**EXERCISE:** In the records below, find each line holding the word "column" and copy it.

[Start of section]

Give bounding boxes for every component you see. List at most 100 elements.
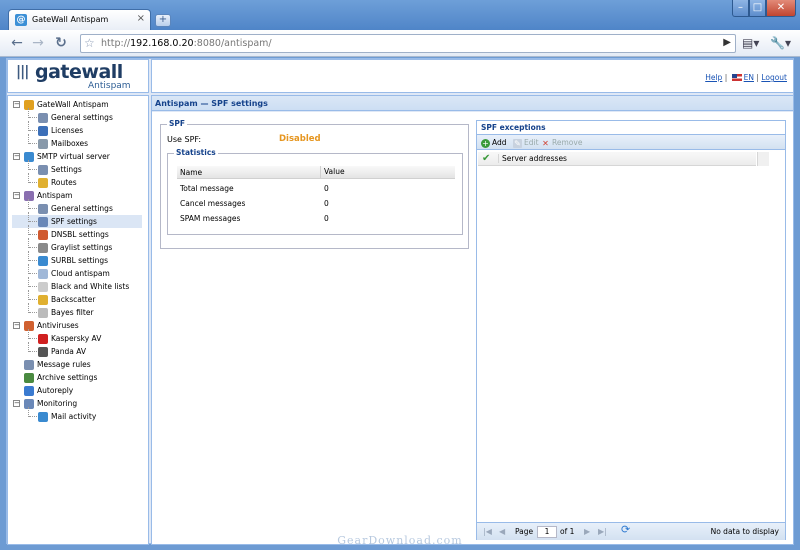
tree-item-label: Antispam [37, 191, 73, 200]
tree-item-antispam[interactable]: − Antispam [12, 189, 142, 202]
tree-item-kaspersky-av[interactable]: Kaspersky AV [12, 329, 142, 345]
tree-item-gatewall-antispam[interactable]: − GateWall Antispam [12, 98, 142, 111]
tree-item-label: DNSBL settings [51, 230, 109, 239]
language-link[interactable]: EN [744, 73, 754, 82]
tree-item-label: Message rules [37, 360, 91, 369]
graylist-icon [38, 243, 48, 253]
scrollbar[interactable] [757, 152, 769, 166]
table-row[interactable]: SPAM messages 0 [177, 211, 455, 226]
watermark: GearDownload.com [337, 534, 463, 547]
edit-button[interactable]: ✎ Edit [513, 137, 539, 149]
forward-icon[interactable]: → [29, 35, 47, 53]
tab-close-icon[interactable]: × [137, 13, 145, 24]
tree-item-bayes-filter[interactable]: Bayes filter [12, 303, 142, 319]
address-bar[interactable]: ☆ http://192.168.0.20:8080/antispam/ ▶ [80, 34, 736, 53]
tree-item-panda-av[interactable]: Panda AV [12, 342, 142, 358]
page-menu-icon[interactable]: ▤▾ [742, 36, 759, 50]
tree-item-label: Routes [51, 178, 77, 187]
routes-icon [38, 178, 48, 188]
help-link[interactable]: Help [705, 73, 722, 82]
tree-item-label: Monitoring [37, 399, 78, 408]
tree-line [29, 143, 37, 144]
add-icon: + [481, 139, 490, 148]
column-name[interactable]: Name [180, 168, 202, 177]
collapse-icon[interactable]: − [13, 322, 20, 329]
new-tab-button[interactable]: + [155, 14, 171, 27]
tree-item-backscatter[interactable]: Backscatter [12, 290, 142, 306]
collapse-icon[interactable]: − [13, 101, 20, 108]
tree-item-general-settings[interactable]: General settings [12, 199, 142, 215]
maximize-button[interactable]: □ [749, 0, 766, 17]
logo-icon: ||| [16, 64, 29, 80]
tree-item-settings[interactable]: Settings [12, 160, 142, 176]
tree-item-antiviruses[interactable]: − Antiviruses [12, 319, 142, 332]
tree-item-archive-settings[interactable]: Archive settings [12, 371, 142, 384]
collapse-icon[interactable]: − [13, 153, 20, 160]
tree-item-mailboxes[interactable]: Mailboxes [12, 134, 142, 150]
tree-item-monitoring[interactable]: − Monitoring [12, 397, 142, 410]
settings-icon [38, 204, 48, 214]
close-window-button[interactable]: ✕ [766, 0, 796, 17]
use-spf-value[interactable]: Disabled [279, 134, 321, 144]
logout-link[interactable]: Logout [761, 73, 787, 82]
tree-item-label: SMTP virtual server [37, 152, 110, 161]
go-icon[interactable]: ▶ [723, 37, 731, 48]
separator: | [756, 73, 759, 82]
main-panel: Antispam — SPF settings SPF Use SPF: Dis… [151, 95, 794, 545]
tree-item-dnsbl-settings[interactable]: DNSBL settings [12, 225, 142, 241]
antispam-icon [24, 191, 34, 201]
statistics-legend: Statistics [174, 148, 218, 157]
bayes-icon [38, 308, 48, 318]
logo-text: gatewall [35, 61, 123, 83]
column-value[interactable]: Value [320, 166, 345, 178]
table-row[interactable]: Cancel messages 0 [177, 196, 455, 211]
list-item[interactable]: ✔ Server addresses [478, 152, 756, 166]
bookmark-star-icon[interactable]: ☆ [84, 36, 95, 50]
tree-item-black-and-white-lists[interactable]: Black and White lists [12, 277, 142, 293]
archive-icon [24, 373, 34, 383]
tree-item-mail-activity[interactable]: Mail activity [12, 407, 142, 423]
rules-icon [24, 360, 34, 370]
tree-item-cloud-antispam[interactable]: Cloud antispam [12, 264, 142, 280]
tree-line [29, 247, 37, 248]
tree-item-label: SURBL settings [51, 256, 109, 265]
minimize-button[interactable]: – [732, 0, 749, 17]
spf-exceptions-title: SPF exceptions [477, 121, 785, 134]
tree-line [29, 169, 37, 170]
tree-item-label: Mail activity [51, 412, 97, 421]
tree-item-label: Backscatter [51, 295, 96, 304]
tree-leaf-connector [13, 374, 20, 381]
tree-item-licenses[interactable]: Licenses [12, 121, 142, 137]
tree-item-surbl-settings[interactable]: SURBL settings [12, 251, 142, 267]
tree-line [29, 299, 37, 300]
kaspersky-icon [38, 334, 48, 344]
us-flag-icon [731, 74, 742, 81]
url-text[interactable]: http://192.168.0.20:8080/antispam/ [101, 38, 272, 49]
table-row[interactable]: Total message 0 [177, 181, 455, 196]
tree-item-general-settings[interactable]: General settings [12, 108, 142, 124]
statistics-fieldset: Statistics Name Value Total message 0 Ca… [167, 148, 463, 235]
back-icon[interactable]: ← [8, 35, 26, 53]
tree-item-graylist-settings[interactable]: Graylist settings [12, 238, 142, 254]
mailbox-icon [38, 139, 48, 149]
row-name: Total message [180, 184, 234, 193]
tree-item-spf-settings[interactable]: SPF settings [12, 212, 142, 228]
tree-item-routes[interactable]: Routes [12, 173, 142, 189]
browser-tab[interactable]: @ GateWall Antispam × [8, 9, 151, 30]
remove-button[interactable]: ✕ Remove [541, 137, 582, 149]
tree-item-autoreply[interactable]: Autoreply [12, 384, 142, 397]
tree-item-label: Kaspersky AV [51, 334, 102, 343]
tree-item-message-rules[interactable]: Message rules [12, 358, 142, 371]
separator: | [724, 73, 728, 82]
reload-icon[interactable]: ↻ [52, 35, 70, 53]
wrench-menu-icon[interactable]: 🔧▾ [770, 36, 791, 50]
collapse-icon[interactable]: − [13, 192, 20, 199]
gear-icon [24, 100, 34, 110]
tree-line [29, 182, 37, 183]
activity-icon [38, 412, 48, 422]
statistics-header: Name Value [177, 166, 455, 179]
tree-item-smtp-virtual-server[interactable]: − SMTP virtual server [12, 150, 142, 163]
favicon-icon: @ [15, 14, 27, 26]
add-button[interactable]: + Add [481, 137, 507, 149]
collapse-icon[interactable]: − [13, 400, 20, 407]
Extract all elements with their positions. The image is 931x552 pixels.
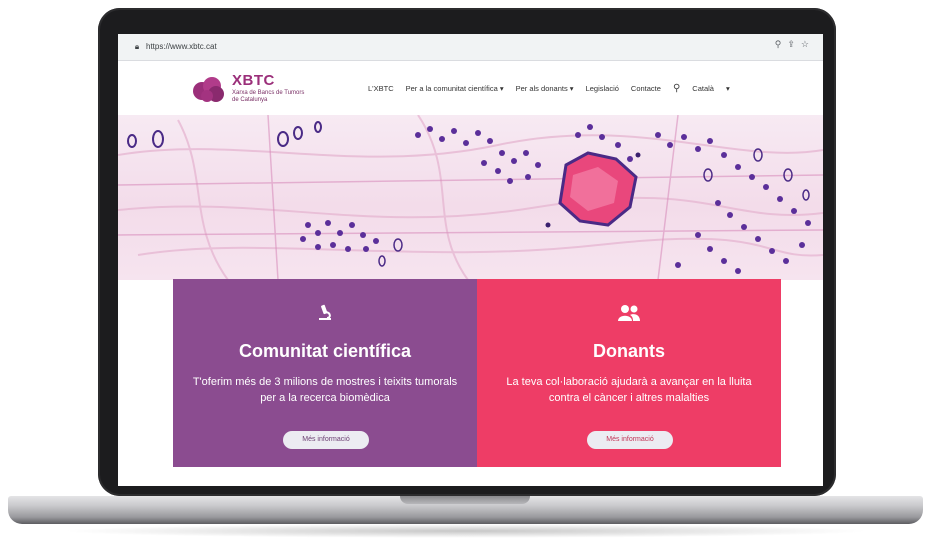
nav-item-scientific-community[interactable]: Per a la comunitat científica ▾ — [406, 84, 504, 93]
share-icon[interactable]: ⇪ — [787, 39, 801, 49]
logo[interactable]: XBTC Xarxa de Bancs de Tumors de Catalun… — [232, 73, 312, 104]
nav-item-legislation[interactable]: Legislació — [586, 84, 619, 93]
browser-toolbar: 🔒︎ https://www.xbtc.cat ⚲⇪☆ — [118, 34, 823, 61]
language-caret-icon[interactable]: ▾ — [726, 84, 730, 93]
hero-tissue-image — [118, 115, 823, 280]
feature-cards: Comunitat científica T'oferim més de 3 m… — [173, 279, 781, 467]
nav-item-contact[interactable]: Contacte — [631, 84, 661, 93]
laptop-notch — [400, 496, 530, 504]
address-url: https://www.xbtc.cat — [146, 42, 217, 51]
tissue-histology-image — [118, 115, 823, 280]
card-scientific-community: Comunitat científica T'oferim més de 3 m… — [173, 279, 477, 467]
address-bar[interactable]: 🔒︎ https://www.xbtc.cat — [126, 39, 776, 55]
logo-icon[interactable] — [192, 75, 228, 103]
card-description: La teva col·laboració ajudarà a avançar … — [506, 376, 752, 404]
language-selector[interactable]: Català — [692, 84, 714, 93]
browser-icons: ⚲⇪☆ — [775, 39, 815, 50]
zoom-icon[interactable]: ⚲ — [775, 39, 788, 49]
laptop-screen: 🔒︎ https://www.xbtc.cat ⚲⇪☆ XBTC Xarxa de… — [118, 34, 823, 486]
laptop-shadow — [60, 524, 871, 538]
nav-item-donors[interactable]: Per als donants ▾ — [516, 84, 574, 93]
card-title: Donants — [593, 341, 665, 361]
lock-icon: 🔒︎ — [134, 42, 140, 51]
card-description: T'oferim més de 3 milions de mostres i t… — [192, 376, 458, 404]
star-icon[interactable]: ☆ — [801, 39, 815, 49]
more-info-button[interactable]: Més informació — [283, 431, 369, 449]
laptop-base — [8, 496, 923, 524]
logo-subtitle: Xarxa de Bancs de Tumors de Catalunya — [232, 90, 305, 103]
microscope-icon — [173, 303, 477, 323]
more-info-button[interactable]: Més informació — [587, 431, 673, 449]
main-nav: L'XBTC Per a la comunitat científica ▾ P… — [368, 81, 742, 95]
logo-title: XBTC — [232, 72, 275, 89]
people-icon — [477, 303, 781, 323]
nav-item-xbtc[interactable]: L'XBTC — [368, 84, 394, 93]
card-donors: Donants La teva col·laboració ajudarà a … — [477, 279, 781, 467]
site-header: XBTC Xarxa de Bancs de Tumors de Catalun… — [118, 61, 823, 115]
card-title: Comunitat científica — [238, 341, 412, 361]
search-icon[interactable]: ⚲ — [673, 83, 680, 94]
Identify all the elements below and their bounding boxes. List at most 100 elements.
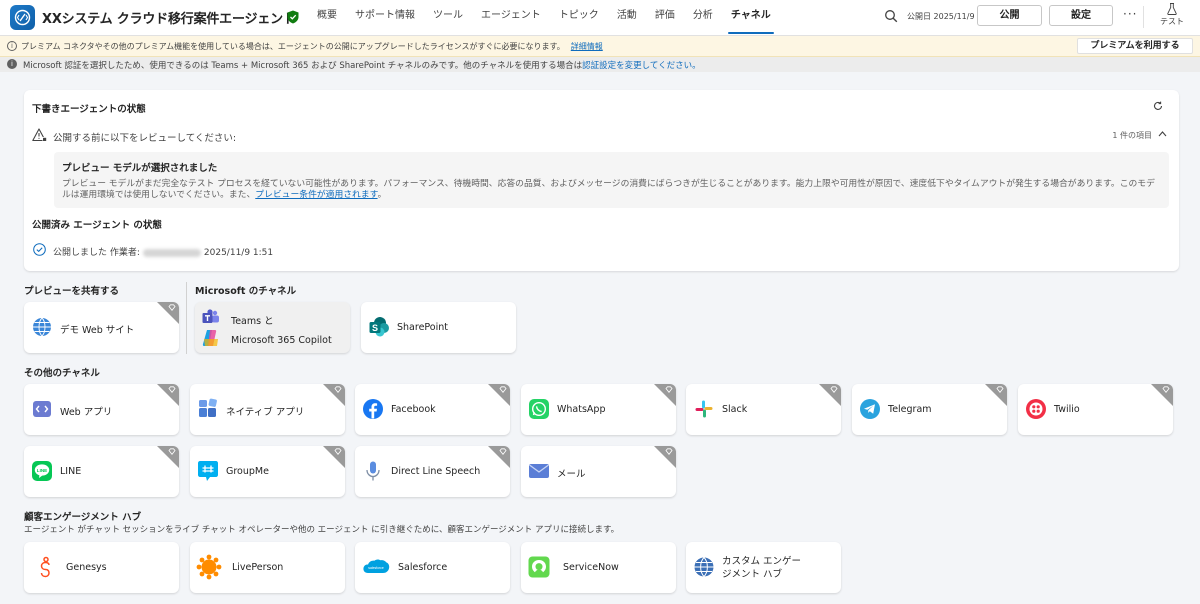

[End of section]

**REPLY TO THE TASK:**
column-name[interactable]: Name [180, 168, 202, 177]
column-value[interactable]: Value [320, 166, 345, 178]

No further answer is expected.